▶ [STATED TASK]
Identify each line below containing the string "April" and copy it.

▶ [DATA SHOWN]
▽
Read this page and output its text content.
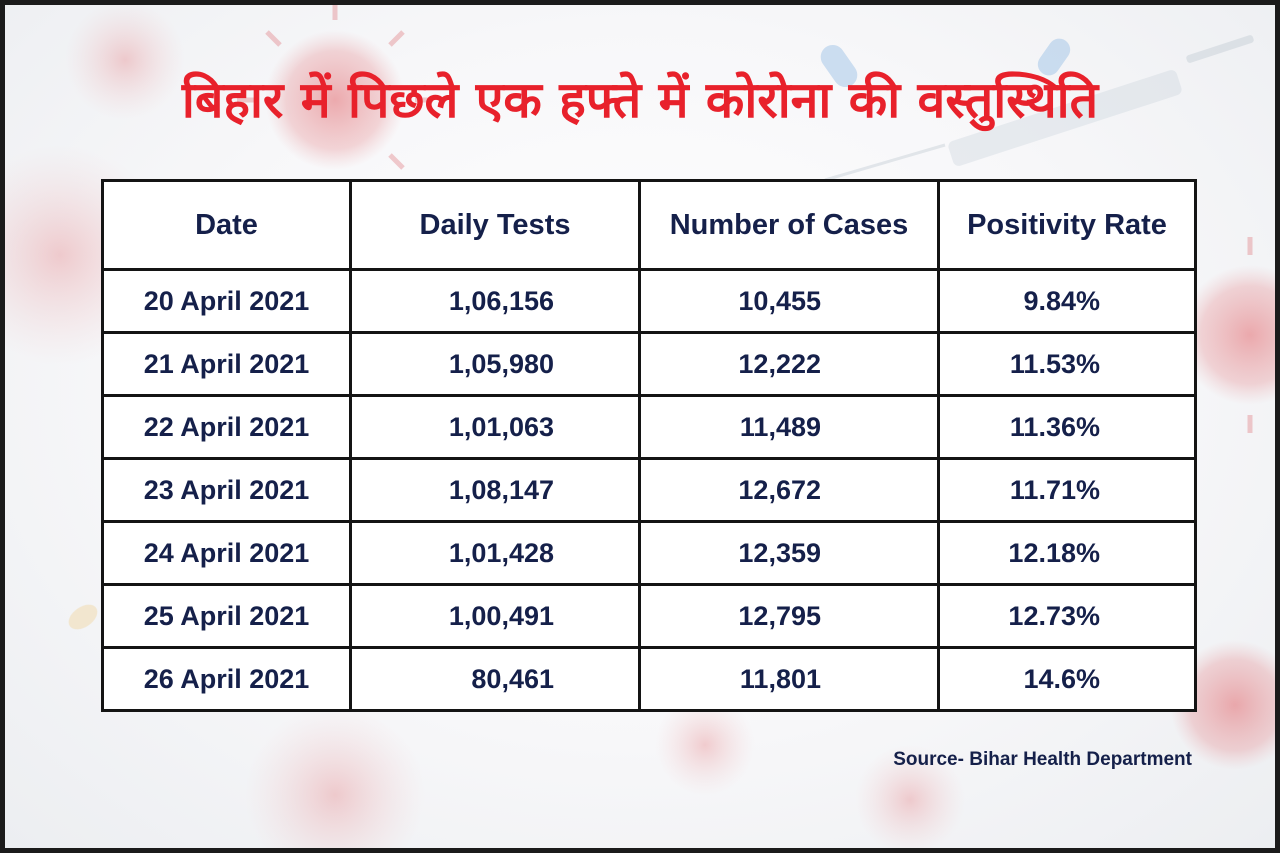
बिहार में पिछले एक हफ्ते में कोरोना की वस्तुस्थिति
Date	Daily Tests	Number of Cases	Positivity Rate
20 April 2021	1,06,156	10,455	9.84%
21 April 2021	1,05,980	12,222	11.53%
22 April 2021	1,01,063	11,489	11.36%
23 April 2021	1,08,147	12,672	11.71%
24 April 2021	1,01,428	12,359	12.18%
25 April 2021	1,00,491	12,795	12.73%
26 April 2021	80,461	11,801	14.6%
Source- Bihar Health Department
△
▶ [OUTPUT]
20 April 2021	1,06,156	10,455	9.84%
21 April 2021	1,05,980	12,222	11.53%
22 April 2021	1,01,063	11,489	11.36%
23 April 2021	1,08,147	12,672	11.71%
24 April 2021	1,01,428	12,359	12.18%
25 April 2021	1,00,491	12,795	12.73%
26 April 2021	80,461	11,801	14.6%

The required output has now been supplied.